Pull every line containing the word "Wales" from the records.

Data records

★ ★ ★ ★ ★ ★ ★

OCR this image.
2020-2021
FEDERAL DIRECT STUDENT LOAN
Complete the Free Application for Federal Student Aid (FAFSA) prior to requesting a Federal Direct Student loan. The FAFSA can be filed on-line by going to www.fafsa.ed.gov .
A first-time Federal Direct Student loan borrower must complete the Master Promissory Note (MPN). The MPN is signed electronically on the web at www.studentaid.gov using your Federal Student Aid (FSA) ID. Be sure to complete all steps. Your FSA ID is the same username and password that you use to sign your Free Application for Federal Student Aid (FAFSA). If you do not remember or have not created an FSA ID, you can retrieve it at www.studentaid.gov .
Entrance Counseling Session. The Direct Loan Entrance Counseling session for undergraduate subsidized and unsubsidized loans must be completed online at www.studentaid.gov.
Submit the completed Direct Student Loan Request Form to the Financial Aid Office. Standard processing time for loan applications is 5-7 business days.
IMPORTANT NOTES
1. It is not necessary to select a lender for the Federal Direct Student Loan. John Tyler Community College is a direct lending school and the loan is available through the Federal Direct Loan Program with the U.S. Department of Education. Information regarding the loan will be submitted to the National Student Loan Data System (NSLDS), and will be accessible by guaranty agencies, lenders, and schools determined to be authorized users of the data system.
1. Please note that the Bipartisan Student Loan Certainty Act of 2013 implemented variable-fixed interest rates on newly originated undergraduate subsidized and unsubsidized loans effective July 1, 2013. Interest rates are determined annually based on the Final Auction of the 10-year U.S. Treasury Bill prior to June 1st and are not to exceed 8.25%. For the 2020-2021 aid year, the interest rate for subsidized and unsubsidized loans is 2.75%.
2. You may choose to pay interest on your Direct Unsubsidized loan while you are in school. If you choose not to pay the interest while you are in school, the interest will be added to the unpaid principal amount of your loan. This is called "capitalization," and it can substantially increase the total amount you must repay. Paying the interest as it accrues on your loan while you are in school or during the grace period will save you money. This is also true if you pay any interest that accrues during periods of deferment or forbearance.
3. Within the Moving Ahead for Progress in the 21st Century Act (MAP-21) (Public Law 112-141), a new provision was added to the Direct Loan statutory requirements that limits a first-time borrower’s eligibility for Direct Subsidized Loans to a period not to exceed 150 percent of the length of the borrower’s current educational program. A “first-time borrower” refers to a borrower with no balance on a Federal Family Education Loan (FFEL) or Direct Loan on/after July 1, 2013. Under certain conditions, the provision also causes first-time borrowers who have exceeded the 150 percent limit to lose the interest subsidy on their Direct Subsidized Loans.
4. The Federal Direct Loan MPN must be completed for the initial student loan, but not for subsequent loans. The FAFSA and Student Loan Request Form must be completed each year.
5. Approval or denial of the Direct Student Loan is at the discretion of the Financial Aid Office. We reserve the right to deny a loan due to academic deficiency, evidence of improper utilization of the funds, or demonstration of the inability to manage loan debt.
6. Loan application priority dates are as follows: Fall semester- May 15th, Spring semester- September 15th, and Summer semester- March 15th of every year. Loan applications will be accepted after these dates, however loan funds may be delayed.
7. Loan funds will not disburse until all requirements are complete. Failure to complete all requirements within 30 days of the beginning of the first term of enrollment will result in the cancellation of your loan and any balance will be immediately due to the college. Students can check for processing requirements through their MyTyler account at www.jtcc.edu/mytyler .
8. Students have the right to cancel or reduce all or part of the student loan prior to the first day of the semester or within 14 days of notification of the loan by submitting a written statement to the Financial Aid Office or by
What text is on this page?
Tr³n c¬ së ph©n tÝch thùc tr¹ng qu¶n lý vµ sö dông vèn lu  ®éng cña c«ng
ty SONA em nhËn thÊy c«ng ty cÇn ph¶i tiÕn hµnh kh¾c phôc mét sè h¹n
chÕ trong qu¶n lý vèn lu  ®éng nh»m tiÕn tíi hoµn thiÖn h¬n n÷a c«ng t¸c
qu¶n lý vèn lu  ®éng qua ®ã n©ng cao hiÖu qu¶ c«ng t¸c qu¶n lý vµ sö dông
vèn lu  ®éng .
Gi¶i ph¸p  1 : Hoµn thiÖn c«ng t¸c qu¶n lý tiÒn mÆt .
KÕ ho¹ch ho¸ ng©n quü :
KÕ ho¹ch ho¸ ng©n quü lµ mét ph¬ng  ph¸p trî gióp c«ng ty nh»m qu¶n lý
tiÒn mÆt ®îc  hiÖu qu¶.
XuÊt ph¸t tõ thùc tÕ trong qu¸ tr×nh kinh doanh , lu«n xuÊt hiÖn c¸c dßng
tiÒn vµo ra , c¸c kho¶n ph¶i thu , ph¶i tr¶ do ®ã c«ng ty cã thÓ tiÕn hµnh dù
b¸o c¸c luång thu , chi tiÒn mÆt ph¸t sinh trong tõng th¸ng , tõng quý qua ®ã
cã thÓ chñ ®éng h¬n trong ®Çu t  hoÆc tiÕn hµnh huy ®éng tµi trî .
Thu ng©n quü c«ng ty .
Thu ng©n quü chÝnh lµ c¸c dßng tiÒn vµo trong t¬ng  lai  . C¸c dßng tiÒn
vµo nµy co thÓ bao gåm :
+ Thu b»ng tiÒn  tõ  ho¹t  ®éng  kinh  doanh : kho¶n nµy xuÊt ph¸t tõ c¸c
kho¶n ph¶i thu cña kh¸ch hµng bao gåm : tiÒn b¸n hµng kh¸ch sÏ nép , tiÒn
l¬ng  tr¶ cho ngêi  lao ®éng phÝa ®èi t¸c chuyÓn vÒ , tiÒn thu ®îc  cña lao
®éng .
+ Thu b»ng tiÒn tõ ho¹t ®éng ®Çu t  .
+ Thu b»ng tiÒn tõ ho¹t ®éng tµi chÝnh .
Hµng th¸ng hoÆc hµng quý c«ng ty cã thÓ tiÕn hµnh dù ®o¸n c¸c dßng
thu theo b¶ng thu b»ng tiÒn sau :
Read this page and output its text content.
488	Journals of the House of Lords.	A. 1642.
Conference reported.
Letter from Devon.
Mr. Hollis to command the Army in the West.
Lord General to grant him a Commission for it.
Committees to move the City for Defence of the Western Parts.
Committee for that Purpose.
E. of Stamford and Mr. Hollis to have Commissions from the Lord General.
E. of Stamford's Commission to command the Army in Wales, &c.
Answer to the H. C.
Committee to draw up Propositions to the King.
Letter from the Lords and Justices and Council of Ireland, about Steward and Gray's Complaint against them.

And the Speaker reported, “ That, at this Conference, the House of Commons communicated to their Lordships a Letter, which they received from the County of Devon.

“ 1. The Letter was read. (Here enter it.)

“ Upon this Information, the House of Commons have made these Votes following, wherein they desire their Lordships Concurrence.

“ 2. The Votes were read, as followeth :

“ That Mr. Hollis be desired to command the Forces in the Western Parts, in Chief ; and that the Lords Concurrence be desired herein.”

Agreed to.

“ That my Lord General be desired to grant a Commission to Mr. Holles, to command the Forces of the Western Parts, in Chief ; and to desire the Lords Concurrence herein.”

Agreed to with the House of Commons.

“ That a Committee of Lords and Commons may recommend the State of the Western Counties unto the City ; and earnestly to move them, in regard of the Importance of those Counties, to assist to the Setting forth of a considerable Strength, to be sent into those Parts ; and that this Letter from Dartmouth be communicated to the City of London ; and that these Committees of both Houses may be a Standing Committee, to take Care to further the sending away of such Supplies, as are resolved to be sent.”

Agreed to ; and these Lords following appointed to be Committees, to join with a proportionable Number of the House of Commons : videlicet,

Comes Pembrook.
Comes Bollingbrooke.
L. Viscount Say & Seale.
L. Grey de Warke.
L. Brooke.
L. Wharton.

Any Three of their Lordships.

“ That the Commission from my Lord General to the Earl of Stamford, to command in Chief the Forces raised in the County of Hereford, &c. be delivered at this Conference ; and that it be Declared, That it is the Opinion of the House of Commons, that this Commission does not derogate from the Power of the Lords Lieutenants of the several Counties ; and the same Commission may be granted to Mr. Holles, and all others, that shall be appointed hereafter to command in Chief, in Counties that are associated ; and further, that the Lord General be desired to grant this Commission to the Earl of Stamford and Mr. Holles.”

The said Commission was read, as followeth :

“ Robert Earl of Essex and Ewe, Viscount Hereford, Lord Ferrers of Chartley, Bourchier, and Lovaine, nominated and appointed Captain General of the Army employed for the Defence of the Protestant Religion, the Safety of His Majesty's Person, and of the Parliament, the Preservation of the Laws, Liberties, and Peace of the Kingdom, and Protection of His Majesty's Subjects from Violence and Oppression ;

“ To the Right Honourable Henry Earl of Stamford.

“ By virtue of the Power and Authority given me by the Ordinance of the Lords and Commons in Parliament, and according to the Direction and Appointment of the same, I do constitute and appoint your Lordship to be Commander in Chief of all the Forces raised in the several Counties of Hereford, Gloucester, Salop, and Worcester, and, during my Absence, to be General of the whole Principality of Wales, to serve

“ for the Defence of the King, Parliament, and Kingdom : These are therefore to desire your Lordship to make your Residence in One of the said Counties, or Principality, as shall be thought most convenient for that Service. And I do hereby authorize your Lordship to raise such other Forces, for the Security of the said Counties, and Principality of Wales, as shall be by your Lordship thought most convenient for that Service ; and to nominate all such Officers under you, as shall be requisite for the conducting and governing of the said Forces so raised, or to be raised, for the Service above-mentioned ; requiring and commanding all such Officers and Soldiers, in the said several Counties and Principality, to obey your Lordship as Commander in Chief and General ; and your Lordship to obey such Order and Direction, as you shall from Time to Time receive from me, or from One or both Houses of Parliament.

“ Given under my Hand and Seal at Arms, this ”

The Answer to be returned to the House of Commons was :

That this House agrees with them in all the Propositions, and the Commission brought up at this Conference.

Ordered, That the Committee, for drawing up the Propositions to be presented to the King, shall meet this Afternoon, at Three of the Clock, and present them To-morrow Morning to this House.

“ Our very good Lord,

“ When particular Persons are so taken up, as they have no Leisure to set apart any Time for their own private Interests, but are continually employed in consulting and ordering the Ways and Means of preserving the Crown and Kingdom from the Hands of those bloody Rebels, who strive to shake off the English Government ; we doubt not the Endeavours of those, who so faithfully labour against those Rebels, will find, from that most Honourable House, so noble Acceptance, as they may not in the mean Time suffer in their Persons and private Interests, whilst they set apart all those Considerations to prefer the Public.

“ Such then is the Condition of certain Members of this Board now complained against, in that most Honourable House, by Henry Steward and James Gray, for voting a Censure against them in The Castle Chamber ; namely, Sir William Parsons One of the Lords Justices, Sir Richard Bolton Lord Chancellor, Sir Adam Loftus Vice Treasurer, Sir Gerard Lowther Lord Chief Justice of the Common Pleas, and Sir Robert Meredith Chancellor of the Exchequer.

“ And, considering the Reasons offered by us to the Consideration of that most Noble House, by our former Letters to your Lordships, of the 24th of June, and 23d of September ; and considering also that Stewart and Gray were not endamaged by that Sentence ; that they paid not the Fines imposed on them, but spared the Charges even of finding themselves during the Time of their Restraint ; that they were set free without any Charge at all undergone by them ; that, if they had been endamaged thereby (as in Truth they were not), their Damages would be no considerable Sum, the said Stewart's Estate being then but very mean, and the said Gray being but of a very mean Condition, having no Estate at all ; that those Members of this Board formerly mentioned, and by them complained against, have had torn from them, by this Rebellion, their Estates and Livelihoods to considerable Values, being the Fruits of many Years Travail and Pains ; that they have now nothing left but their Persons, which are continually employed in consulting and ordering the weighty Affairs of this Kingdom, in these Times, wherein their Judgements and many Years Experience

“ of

★ ★ ★ ★ ★ ★ ★

Solution
E. of Stamford's Commission to command the Army in Wales, &c.
“ By virtue of the Power and Authority given me by the Ordinance of the Lords and Commons in Parliament, and according to the Direction and Appointment of the same, I do constitute and appoint your Lordship to be Commander in Chief of all the Forces raised in the several Counties of Hereford, Gloucester, Salop, and Worcester, and, during my Absence, to be General of the whole Principality of Wales, to serve
“ for the Defence of the King, Parliament, and Kingdom : These are therefore to desire your Lordship to make your Residence in One of the said Counties, or Principality, as shall be thought most convenient for that Service. And I do hereby authorize your Lordship to raise such other Forces, for the Security of the said Counties, and Principality of Wales, as shall be by your Lordship thought most convenient for that Service ; and to nominate all such Officers under you, as shall be requisite for the conducting and governing of the said Forces so raised, or to be raised, for the Service above-mentioned ; requiring and commanding all such Officers and Soldiers, in the said several Counties and Principality, to obey your Lordship as Commander in Chief and General ; and your Lordship to obey such Order and Direction, as you shall from Time to Time receive from me, or from One or both Houses of Parliament.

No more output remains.